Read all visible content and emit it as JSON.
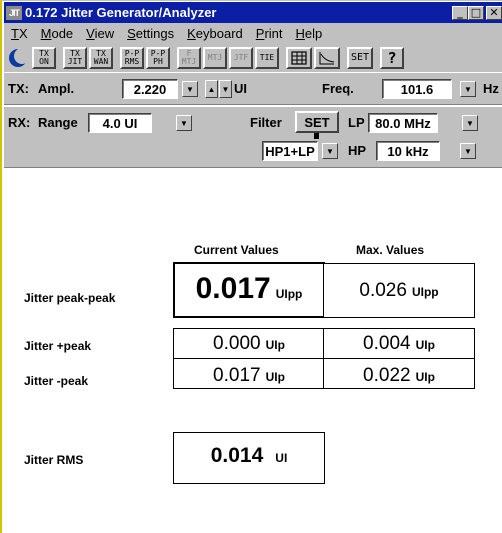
{
  "window": {
    "title": "0.172 Jitter Generator/Analyzer",
    "logo": "JIT"
  },
  "menu": [
    {
      "pre": "",
      "u": "T",
      "post": "X"
    },
    {
      "pre": "",
      "u": "M",
      "post": "ode"
    },
    {
      "pre": "",
      "u": "V",
      "post": "iew"
    },
    {
      "pre": "",
      "u": "S",
      "post": "ettings"
    },
    {
      "pre": "",
      "u": "K",
      "post": "eyboard"
    },
    {
      "pre": "",
      "u": "P",
      "post": "rint"
    },
    {
      "pre": "",
      "u": "H",
      "post": "elp"
    }
  ],
  "toolbar": {
    "tx_on": [
      "TX",
      "ON"
    ],
    "tx_jit": [
      "TX",
      "JIT"
    ],
    "tx_wan": [
      "TX",
      "WAN"
    ],
    "pp_rms": [
      "P-P",
      "RMS"
    ],
    "pp_ph": [
      "P-P",
      "PH"
    ],
    "f_mtj": [
      "F",
      "MTJ"
    ],
    "mtj": "MTJ",
    "jtf": "JTF",
    "tie": "TIE",
    "set": "SET",
    "help": "?"
  },
  "tx": {
    "label": "TX:",
    "ampl_label": "Ampl.",
    "ampl_value": "2.220",
    "ampl_unit": "UI",
    "freq_label": "Freq.",
    "freq_value": "101.6",
    "freq_unit": "Hz"
  },
  "rx": {
    "label": "RX:",
    "range_label": "Range",
    "range_value": "4.0 UI",
    "filter_label": "Filter",
    "filter_set": "SET",
    "filter_value": "HP1+LP",
    "lp_label": "LP",
    "lp_value": "80.0 MHz",
    "hp_label": "HP",
    "hp_value": "10 kHz"
  },
  "results": {
    "header_current": "Current Values",
    "header_max": "Max. Values",
    "pp_label": "Jitter  peak-peak",
    "pp_current": "0.017",
    "pp_current_unit": "UIpp",
    "pp_max": "0.026",
    "pp_max_unit": "UIpp",
    "plus_label": "Jitter  +peak",
    "plus_current": "0.000",
    "plus_current_unit": "UIp",
    "plus_max": "0.004",
    "plus_max_unit": "UIp",
    "minus_label": "Jitter  -peak",
    "minus_current": "0.017",
    "minus_current_unit": "UIp",
    "minus_max": "0.022",
    "minus_max_unit": "UIp",
    "rms_label": "Jitter RMS",
    "rms_value": "0.014",
    "rms_unit": "UI"
  },
  "colors": {
    "titlebar": "#0a1fa3",
    "face": "#c0c0c0",
    "accent_border": "#d4c400"
  }
}
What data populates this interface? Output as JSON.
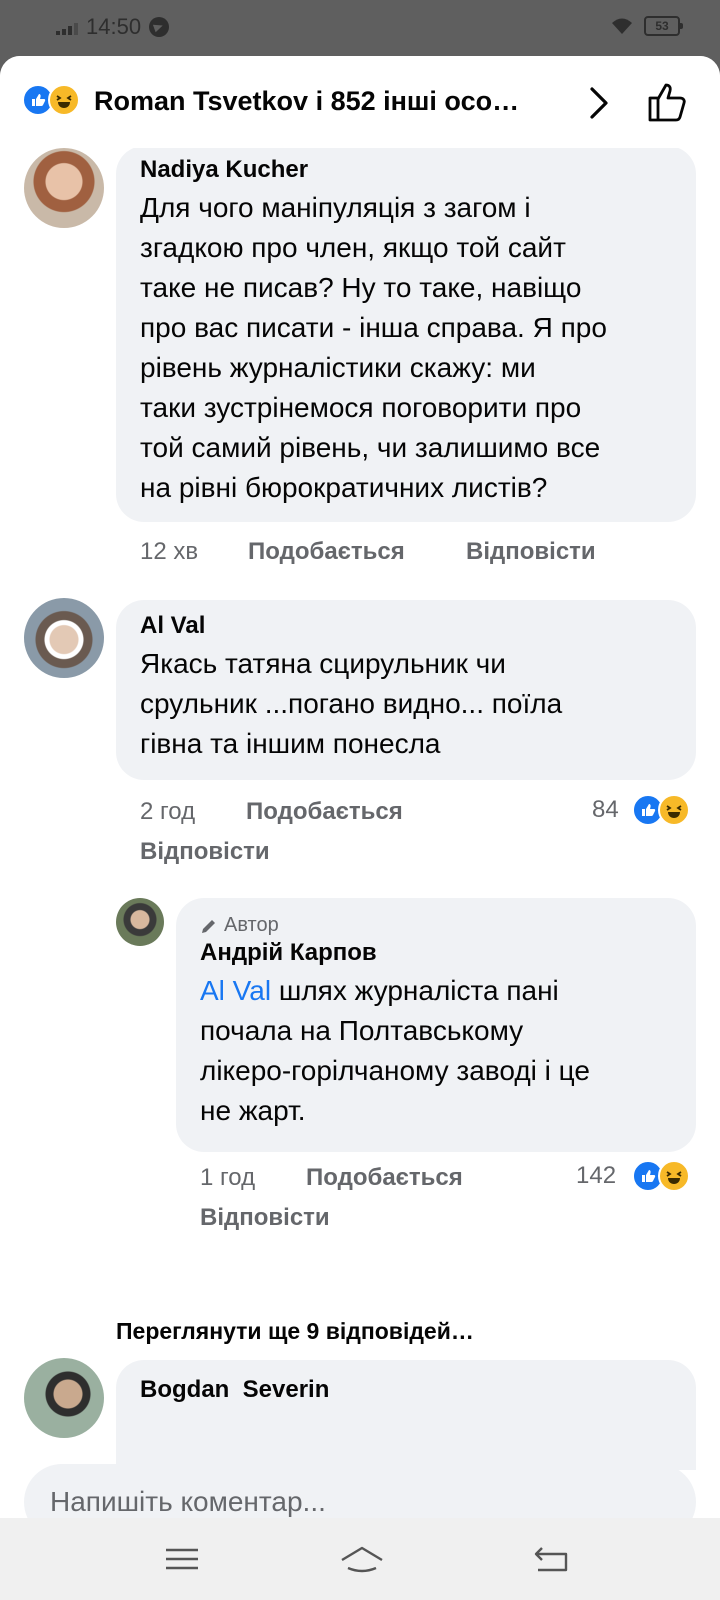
{
  "status_bar": {
    "time": "14:50",
    "battery": "53"
  },
  "header": {
    "title": "Roman Tsvetkov і 852 інші осо…"
  },
  "comments": [
    {
      "author": "Nadiya Kucher",
      "lines": [
        "Для чого маніпуляція з загом і",
        "згадкою про член, якщо той сайт",
        "таке не писав? Ну то таке, навіщо",
        "про вас писати - інша справа. Я про",
        "рівень журналістики скажу: ми",
        "таки зустрінемося поговорити про",
        "той самий рівень, чи залишимо все",
        "на рівні бюрократичних листів?"
      ],
      "time": "12 хв",
      "like": "Подобається",
      "reply": "Відповісти"
    },
    {
      "author": "Al Val",
      "lines": [
        "Якась татяна сцирульник чи",
        "срульник ...погано видно... поїла",
        "гівна та іншим понесла"
      ],
      "time": "2 год",
      "like": "Подобається",
      "reply": "Відповісти",
      "reactions": "84"
    }
  ],
  "reply": {
    "badge": "Автор",
    "author": "Андрій Карпов",
    "mention": "Al Val",
    "line1_rest": " шлях журналіста пані",
    "lines": [
      "почала на Полтавському",
      "лікеро-горілчаному заводі і це",
      "не жарт."
    ],
    "time": "1 год",
    "like": "Подобається",
    "reply": "Відповісти",
    "reactions": "142"
  },
  "more_replies": "Переглянути ще 9 відповідей…",
  "last_comment": {
    "author": "Bogdan  Severin"
  },
  "input": {
    "placeholder": "Напишіть коментар..."
  },
  "icons": [
    "signal-icon",
    "telegram-icon",
    "wifi-icon",
    "battery-icon",
    "like-reaction-icon",
    "haha-reaction-icon",
    "chevron-right-icon",
    "thumbs-up-icon",
    "pencil-icon",
    "menu-icon",
    "home-icon",
    "back-icon"
  ],
  "colors": {
    "accent": "#1877f2",
    "bubble": "#f0f2f5",
    "meta": "#65676b",
    "haha": "#f7b928"
  }
}
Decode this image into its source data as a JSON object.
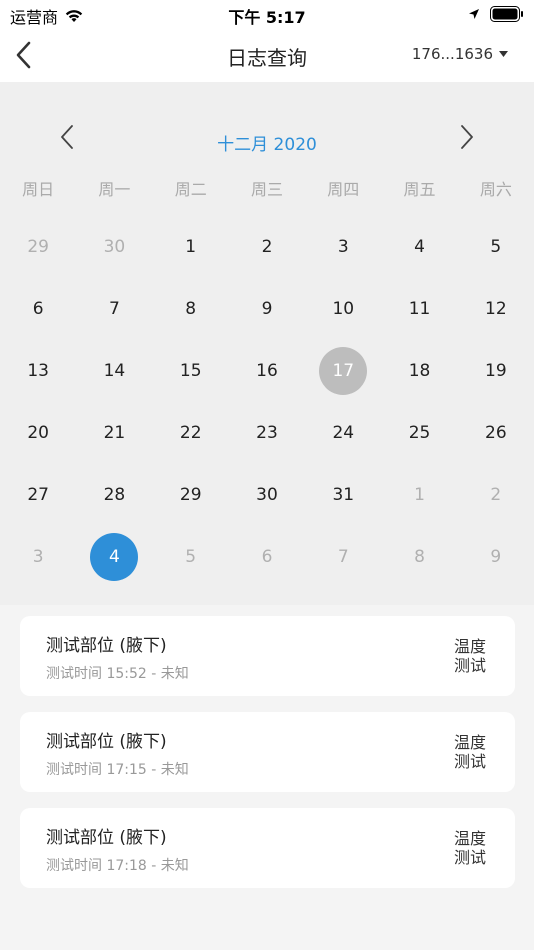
{
  "status_bar": {
    "carrier": "运营商",
    "time": "下午 5:17"
  },
  "navbar": {
    "title": "日志查询",
    "account": "176...1636"
  },
  "calendar": {
    "month_label": "十二月 2020",
    "weekdays": [
      "周日",
      "周一",
      "周二",
      "周三",
      "周四",
      "周五",
      "周六"
    ],
    "weeks": [
      [
        {
          "d": "29",
          "o": true
        },
        {
          "d": "30",
          "o": true
        },
        {
          "d": "1"
        },
        {
          "d": "2"
        },
        {
          "d": "3"
        },
        {
          "d": "4"
        },
        {
          "d": "5"
        }
      ],
      [
        {
          "d": "6"
        },
        {
          "d": "7"
        },
        {
          "d": "8"
        },
        {
          "d": "9"
        },
        {
          "d": "10"
        },
        {
          "d": "11"
        },
        {
          "d": "12"
        }
      ],
      [
        {
          "d": "13"
        },
        {
          "d": "14"
        },
        {
          "d": "15"
        },
        {
          "d": "16"
        },
        {
          "d": "17",
          "today": true
        },
        {
          "d": "18"
        },
        {
          "d": "19"
        }
      ],
      [
        {
          "d": "20"
        },
        {
          "d": "21"
        },
        {
          "d": "22"
        },
        {
          "d": "23"
        },
        {
          "d": "24"
        },
        {
          "d": "25"
        },
        {
          "d": "26"
        }
      ],
      [
        {
          "d": "27"
        },
        {
          "d": "28"
        },
        {
          "d": "29"
        },
        {
          "d": "30"
        },
        {
          "d": "31"
        },
        {
          "d": "1",
          "o": true
        },
        {
          "d": "2",
          "o": true
        }
      ],
      [
        {
          "d": "3",
          "o": true
        },
        {
          "d": "4",
          "selected": true
        },
        {
          "d": "5",
          "o": true
        },
        {
          "d": "6",
          "o": true
        },
        {
          "d": "7",
          "o": true
        },
        {
          "d": "8",
          "o": true
        },
        {
          "d": "9",
          "o": true
        }
      ]
    ]
  },
  "records": [
    {
      "title": "测试部位 (腋下)",
      "subtitle": "测试时间 15:52 - 未知",
      "type_line1": "温度",
      "type_line2": "测试"
    },
    {
      "title": "测试部位 (腋下)",
      "subtitle": "测试时间 17:15 - 未知",
      "type_line1": "温度",
      "type_line2": "测试"
    },
    {
      "title": "测试部位 (腋下)",
      "subtitle": "测试时间 17:18 - 未知",
      "type_line1": "温度",
      "type_line2": "测试"
    }
  ],
  "colors": {
    "accent": "#2e8fd8",
    "today": "#bdbdbd"
  }
}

──────

THE TASK = Exclude the images, then output the data above word for word.

FULL RESPONSE =
Read all visible content and emit it as JSON.
{
  "window": {
    "title": "0.172 Jitter Generator/Analyzer",
    "logo": "JIT"
  },
  "menu": [
    {
      "pre": "",
      "u": "T",
      "post": "X"
    },
    {
      "pre": "",
      "u": "M",
      "post": "ode"
    },
    {
      "pre": "",
      "u": "V",
      "post": "iew"
    },
    {
      "pre": "",
      "u": "S",
      "post": "ettings"
    },
    {
      "pre": "",
      "u": "K",
      "post": "eyboard"
    },
    {
      "pre": "",
      "u": "P",
      "post": "rint"
    },
    {
      "pre": "",
      "u": "H",
      "post": "elp"
    }
  ],
  "toolbar": {
    "tx_on": [
      "TX",
      "ON"
    ],
    "tx_jit": [
      "TX",
      "JIT"
    ],
    "tx_wan": [
      "TX",
      "WAN"
    ],
    "pp_rms": [
      "P-P",
      "RMS"
    ],
    "pp_ph": [
      "P-P",
      "PH"
    ],
    "f_mtj": [
      "F",
      "MTJ"
    ],
    "mtj": "MTJ",
    "jtf": "JTF",
    "tie": "TIE",
    "set": "SET",
    "help": "?"
  },
  "tx": {
    "label": "TX:",
    "ampl_label": "Ampl.",
    "ampl_value": "2.220",
    "ampl_unit": "UI",
    "freq_label": "Freq.",
    "freq_value": "101.6",
    "freq_unit": "Hz"
  },
  "rx": {
    "label": "RX:",
    "range_label": "Range",
    "range_value": "4.0 UI",
    "filter_label": "Filter",
    "filter_set": "SET",
    "filter_value": "HP1+LP",
    "lp_label": "LP",
    "lp_value": "80.0 MHz",
    "hp_label": "HP",
    "hp_value": "10 kHz"
  },
  "results": {
    "header_current": "Current Values",
    "header_max": "Max. Values",
    "pp_label": "Jitter  peak-peak",
    "pp_current": "0.017",
    "pp_current_unit": "UIpp",
    "pp_max": "0.026",
    "pp_max_unit": "UIpp",
    "plus_label": "Jitter  +peak",
    "plus_current": "0.000",
    "plus_current_unit": "UIp",
    "plus_max": "0.004",
    "plus_max_unit": "UIp",
    "minus_label": "Jitter  -peak",
    "minus_current": "0.017",
    "minus_current_unit": "UIp",
    "minus_max": "0.022",
    "minus_max_unit": "UIp",
    "rms_label": "Jitter RMS",
    "rms_value": "0.014",
    "rms_unit": "UI"
  },
  "colors": {
    "titlebar": "#0a1fa3",
    "face": "#c0c0c0",
    "accent_border": "#d4c400"
  }
}
What data populates this interface? Output as JSON.
{
  "status_bar": {
    "time": "14:50",
    "battery": "53"
  },
  "header": {
    "title": "Roman Tsvetkov і 852 інші осо…"
  },
  "comments": [
    {
      "author": "Nadiya Kucher",
      "lines": [
        "Для чого маніпуляція з загом і",
        "згадкою про член, якщо той сайт",
        "таке не писав? Ну то таке, навіщо",
        "про вас писати - інша справа. Я про",
        "рівень журналістики скажу: ми",
        "таки зустрінемося поговорити про",
        "той самий рівень, чи залишимо все",
        "на рівні бюрократичних листів?"
      ],
      "time": "12 хв",
      "like": "Подобається",
      "reply": "Відповісти"
    },
    {
      "author": "Al Val",
      "lines": [
        "Якась татяна сцирульник чи",
        "срульник ...погано видно... поїла",
        "гівна та іншим понесла"
      ],
      "time": "2 год",
      "like": "Подобається",
      "reply": "Відповісти",
      "reactions": "84"
    }
  ],
  "reply": {
    "badge": "Автор",
    "author": "Андрій Карпов",
    "mention": "Al Val",
    "line1_rest": " шлях журналіста пані",
    "lines": [
      "почала на Полтавському",
      "лікеро-горілчаному заводі і це",
      "не жарт."
    ],
    "time": "1 год",
    "like": "Подобається",
    "reply": "Відповісти",
    "reactions": "142"
  },
  "more_replies": "Переглянути ще 9 відповідей…",
  "last_comment": {
    "author": "Bogdan  Severin"
  },
  "input": {
    "placeholder": "Напишіть коментар..."
  },
  "icons": [
    "signal-icon",
    "telegram-icon",
    "wifi-icon",
    "battery-icon",
    "like-reaction-icon",
    "haha-reaction-icon",
    "chevron-right-icon",
    "thumbs-up-icon",
    "pencil-icon",
    "menu-icon",
    "home-icon",
    "back-icon"
  ],
  "colors": {
    "accent": "#1877f2",
    "bubble": "#f0f2f5",
    "meta": "#65676b",
    "haha": "#f7b928"
  }
}
Decode this image into its source data as a JSON object.
{
  "status_bar": {
    "carrier": "运营商",
    "time": "下午 5:17"
  },
  "navbar": {
    "title": "日志查询",
    "account": "176...1636"
  },
  "calendar": {
    "month_label": "十二月 2020",
    "weekdays": [
      "周日",
      "周一",
      "周二",
      "周三",
      "周四",
      "周五",
      "周六"
    ],
    "weeks": [
      [
        {
          "d": "29",
          "o": true
        },
        {
          "d": "30",
          "o": true
        },
        {
          "d": "1"
        },
        {
          "d": "2"
        },
        {
          "d": "3"
        },
        {
          "d": "4"
        },
        {
          "d": "5"
        }
      ],
      [
        {
          "d": "6"
        },
        {
          "d": "7"
        },
        {
          "d": "8"
        },
        {
          "d": "9"
        },
        {
          "d": "10"
        },
        {
          "d": "11"
        },
        {
          "d": "12"
        }
      ],
      [
        {
          "d": "13"
        },
        {
          "d": "14"
        },
        {
          "d": "15"
        },
        {
          "d": "16"
        },
        {
          "d": "17",
          "today": true
        },
        {
          "d": "18"
        },
        {
          "d": "19"
        }
      ],
      [
        {
          "d": "20"
        },
        {
          "d": "21"
        },
        {
          "d": "22"
        },
        {
          "d": "23"
        },
        {
          "d": "24"
        },
        {
          "d": "25"
        },
        {
          "d": "26"
        }
      ],
      [
        {
          "d": "27"
        },
        {
          "d": "28"
        },
        {
          "d": "29"
        },
        {
          "d": "30"
        },
        {
          "d": "31"
        },
        {
          "d": "1",
          "o": true
        },
        {
          "d": "2",
          "o": true
        }
      ],
      [
        {
          "d": "3",
          "o": true
        },
        {
          "d": "4",
          "selected": true
        },
        {
          "d": "5",
          "o": true
        },
        {
          "d": "6",
          "o": true
        },
        {
          "d": "7",
          "o": true
        },
        {
          "d": "8",
          "o": true
        },
        {
          "d": "9",
          "o": true
        }
      ]
    ]
  },
  "records": [
    {
      "title": "测试部位 (腋下)",
      "subtitle": "测试时间 15:52 - 未知",
      "type_line1": "温度",
      "type_line2": "测试"
    },
    {
      "title": "测试部位 (腋下)",
      "subtitle": "测试时间 17:15 - 未知",
      "type_line1": "温度",
      "type_line2": "测试"
    },
    {
      "title": "测试部位 (腋下)",
      "subtitle": "测试时间 17:18 - 未知",
      "type_line1": "温度",
      "type_line2": "测试"
    }
  ],
  "colors": {
    "accent": "#2e8fd8",
    "today": "#bdbdbd"
  }
}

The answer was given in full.